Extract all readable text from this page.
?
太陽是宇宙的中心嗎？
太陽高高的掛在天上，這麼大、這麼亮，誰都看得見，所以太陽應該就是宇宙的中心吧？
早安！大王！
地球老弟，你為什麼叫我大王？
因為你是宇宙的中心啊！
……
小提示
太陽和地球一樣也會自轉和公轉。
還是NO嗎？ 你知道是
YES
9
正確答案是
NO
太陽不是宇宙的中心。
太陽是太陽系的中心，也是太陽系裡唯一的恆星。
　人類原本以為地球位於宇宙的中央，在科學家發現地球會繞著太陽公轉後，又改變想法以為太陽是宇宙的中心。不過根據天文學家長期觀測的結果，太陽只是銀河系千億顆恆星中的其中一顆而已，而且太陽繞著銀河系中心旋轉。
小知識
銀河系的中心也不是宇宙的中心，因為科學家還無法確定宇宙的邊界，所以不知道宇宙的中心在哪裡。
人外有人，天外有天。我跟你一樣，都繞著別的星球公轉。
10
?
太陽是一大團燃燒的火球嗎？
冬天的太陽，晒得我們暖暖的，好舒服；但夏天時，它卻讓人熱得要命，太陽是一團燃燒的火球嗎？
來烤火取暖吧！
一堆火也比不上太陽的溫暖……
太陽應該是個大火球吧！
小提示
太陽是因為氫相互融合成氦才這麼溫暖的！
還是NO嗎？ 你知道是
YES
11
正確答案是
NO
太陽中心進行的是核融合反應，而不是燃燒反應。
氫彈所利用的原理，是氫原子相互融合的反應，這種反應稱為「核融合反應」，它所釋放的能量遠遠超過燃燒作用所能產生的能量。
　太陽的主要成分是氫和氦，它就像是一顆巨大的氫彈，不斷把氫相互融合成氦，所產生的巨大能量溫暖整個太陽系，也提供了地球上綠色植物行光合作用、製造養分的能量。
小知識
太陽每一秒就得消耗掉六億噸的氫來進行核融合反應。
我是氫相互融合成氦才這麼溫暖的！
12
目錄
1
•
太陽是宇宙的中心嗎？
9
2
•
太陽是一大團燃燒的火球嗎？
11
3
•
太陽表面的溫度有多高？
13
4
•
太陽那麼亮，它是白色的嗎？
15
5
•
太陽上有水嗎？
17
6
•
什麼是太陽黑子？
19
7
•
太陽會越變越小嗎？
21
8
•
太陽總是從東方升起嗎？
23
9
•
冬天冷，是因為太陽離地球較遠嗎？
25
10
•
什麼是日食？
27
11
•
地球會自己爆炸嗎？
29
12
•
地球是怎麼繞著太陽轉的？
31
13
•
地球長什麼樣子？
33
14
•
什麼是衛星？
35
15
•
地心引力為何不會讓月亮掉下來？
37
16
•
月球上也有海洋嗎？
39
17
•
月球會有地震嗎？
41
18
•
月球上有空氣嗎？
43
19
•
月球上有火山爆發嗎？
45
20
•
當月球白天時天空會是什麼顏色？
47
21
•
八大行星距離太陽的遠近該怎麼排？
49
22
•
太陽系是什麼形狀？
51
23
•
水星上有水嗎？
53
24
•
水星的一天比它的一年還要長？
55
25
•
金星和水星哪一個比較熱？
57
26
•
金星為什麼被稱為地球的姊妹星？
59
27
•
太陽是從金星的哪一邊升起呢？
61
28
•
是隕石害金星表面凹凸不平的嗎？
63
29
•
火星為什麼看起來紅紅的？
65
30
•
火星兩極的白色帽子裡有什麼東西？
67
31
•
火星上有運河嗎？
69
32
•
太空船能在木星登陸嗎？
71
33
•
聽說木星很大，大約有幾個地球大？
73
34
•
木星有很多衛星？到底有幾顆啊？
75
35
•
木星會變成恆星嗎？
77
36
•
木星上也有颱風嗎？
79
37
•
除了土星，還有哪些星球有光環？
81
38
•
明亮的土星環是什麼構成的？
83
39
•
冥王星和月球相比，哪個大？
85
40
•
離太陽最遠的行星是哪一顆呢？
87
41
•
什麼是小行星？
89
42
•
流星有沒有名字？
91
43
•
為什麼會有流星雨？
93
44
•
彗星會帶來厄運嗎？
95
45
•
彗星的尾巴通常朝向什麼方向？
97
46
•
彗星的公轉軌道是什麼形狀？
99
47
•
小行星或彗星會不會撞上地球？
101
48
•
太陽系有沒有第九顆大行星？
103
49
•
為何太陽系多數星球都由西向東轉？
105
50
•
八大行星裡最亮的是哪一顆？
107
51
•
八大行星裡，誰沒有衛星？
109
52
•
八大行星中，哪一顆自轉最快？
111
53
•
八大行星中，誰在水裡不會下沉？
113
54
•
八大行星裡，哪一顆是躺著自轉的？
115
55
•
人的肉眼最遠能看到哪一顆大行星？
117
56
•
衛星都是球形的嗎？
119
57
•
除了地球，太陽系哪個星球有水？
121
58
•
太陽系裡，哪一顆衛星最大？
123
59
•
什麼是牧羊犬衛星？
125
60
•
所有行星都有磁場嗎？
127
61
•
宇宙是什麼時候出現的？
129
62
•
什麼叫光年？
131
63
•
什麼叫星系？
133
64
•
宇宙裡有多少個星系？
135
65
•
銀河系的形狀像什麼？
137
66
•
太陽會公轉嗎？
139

• **INSTRUCTION**:
Repeat the material from above exactly, word for word.

• **RIGHT ANSWER**:
Extract all readable text from this page.
?
太陽是宇宙的中心嗎？
太陽高高的掛在天上，這麼大、這麼亮，誰都看得見，所以太陽應該就是宇宙的中心吧？
早安！大王！
地球老弟，你為什麼叫我大王？
因為你是宇宙的中心啊！
……
小提示
太陽和地球一樣也會自轉和公轉。
還是NO嗎？ 你知道是
YES
9
正確答案是
NO
太陽不是宇宙的中心。
太陽是太陽系的中心，也是太陽系裡唯一的恆星。
　人類原本以為地球位於宇宙的中央，在科學家發現地球會繞著太陽公轉後，又改變想法以為太陽是宇宙的中心。不過根據天文學家長期觀測的結果，太陽只是銀河系千億顆恆星中的其中一顆而已，而且太陽繞著銀河系中心旋轉。
小知識
銀河系的中心也不是宇宙的中心，因為科學家還無法確定宇宙的邊界，所以不知道宇宙的中心在哪裡。
人外有人，天外有天。我跟你一樣，都繞著別的星球公轉。
10
?
太陽是一大團燃燒的火球嗎？
冬天的太陽，晒得我們暖暖的，好舒服；但夏天時，它卻讓人熱得要命，太陽是一團燃燒的火球嗎？
來烤火取暖吧！
一堆火也比不上太陽的溫暖……
太陽應該是個大火球吧！
小提示
太陽是因為氫相互融合成氦才這麼溫暖的！
還是NO嗎？ 你知道是
YES
11
正確答案是
NO
太陽中心進行的是核融合反應，而不是燃燒反應。
氫彈所利用的原理，是氫原子相互融合的反應，這種反應稱為「核融合反應」，它所釋放的能量遠遠超過燃燒作用所能產生的能量。
　太陽的主要成分是氫和氦，它就像是一顆巨大的氫彈，不斷把氫相互融合成氦，所產生的巨大能量溫暖整個太陽系，也提供了地球上綠色植物行光合作用、製造養分的能量。
小知識
太陽每一秒就得消耗掉六億噸的氫來進行核融合反應。
我是氫相互融合成氦才這麼溫暖的！
12
目錄
1
•
太陽是宇宙的中心嗎？
9
2
•
太陽是一大團燃燒的火球嗎？
11
3
•
太陽表面的溫度有多高？
13
4
•
太陽那麼亮，它是白色的嗎？
15
5
•
太陽上有水嗎？
17
6
•
什麼是太陽黑子？
19
7
•
太陽會越變越小嗎？
21
8
•
太陽總是從東方升起嗎？
23
9
•
冬天冷，是因為太陽離地球較遠嗎？
25
10
•
什麼是日食？
27
11
•
地球會自己爆炸嗎？
29
12
•
地球是怎麼繞著太陽轉的？
31
13
•
地球長什麼樣子？
33
14
•
什麼是衛星？
35
15
•
地心引力為何不會讓月亮掉下來？
37
16
•
月球上也有海洋嗎？
39
17
•
月球會有地震嗎？
41
18
•
月球上有空氣嗎？
43
19
•
月球上有火山爆發嗎？
45
20
•
當月球白天時天空會是什麼顏色？
47
21
•
八大行星距離太陽的遠近該怎麼排？
49
22
•
太陽系是什麼形狀？
51
23
•
水星上有水嗎？
53
24
•
水星的一天比它的一年還要長？
55
25
•
金星和水星哪一個比較熱？
57
26
•
金星為什麼被稱為地球的姊妹星？
59
27
•
太陽是從金星的哪一邊升起呢？
61
28
•
是隕石害金星表面凹凸不平的嗎？
63
29
•
火星為什麼看起來紅紅的？
65
30
•
火星兩極的白色帽子裡有什麼東西？
67
31
•
火星上有運河嗎？
69
32
•
太空船能在木星登陸嗎？
71
33
•
聽說木星很大，大約有幾個地球大？
73
34
•
木星有很多衛星？到底有幾顆啊？
75
35
•
木星會變成恆星嗎？
77
36
•
木星上也有颱風嗎？
79
37
•
除了土星，還有哪些星球有光環？
81
38
•
明亮的土星環是什麼構成的？
83
39
•
冥王星和月球相比，哪個大？
85
40
•
離太陽最遠的行星是哪一顆呢？
87
41
•
什麼是小行星？
89
42
•
流星有沒有名字？
91
43
•
為什麼會有流星雨？
93
44
•
彗星會帶來厄運嗎？
95
45
•
彗星的尾巴通常朝向什麼方向？
97
46
•
彗星的公轉軌道是什麼形狀？
99
47
•
小行星或彗星會不會撞上地球？
101
48
•
太陽系有沒有第九顆大行星？
103
49
•
為何太陽系多數星球都由西向東轉？
105
50
•
八大行星裡最亮的是哪一顆？
107
51
•
八大行星裡，誰沒有衛星？
109
52
•
八大行星中，哪一顆自轉最快？
111
53
•
八大行星中，誰在水裡不會下沉？
113
54
•
八大行星裡，哪一顆是躺著自轉的？
115
55
•
人的肉眼最遠能看到哪一顆大行星？
117
56
•
衛星都是球形的嗎？
119
57
•
除了地球，太陽系哪個星球有水？
121
58
•
太陽系裡，哪一顆衛星最大？
123
59
•
什麼是牧羊犬衛星？
125
60
•
所有行星都有磁場嗎？
127
61
•
宇宙是什麼時候出現的？
129
62
•
什麼叫光年？
131
63
•
什麼叫星系？
133
64
•
宇宙裡有多少個星系？
135
65
•
銀河系的形狀像什麼？
137
66
•
太陽會公轉嗎？
139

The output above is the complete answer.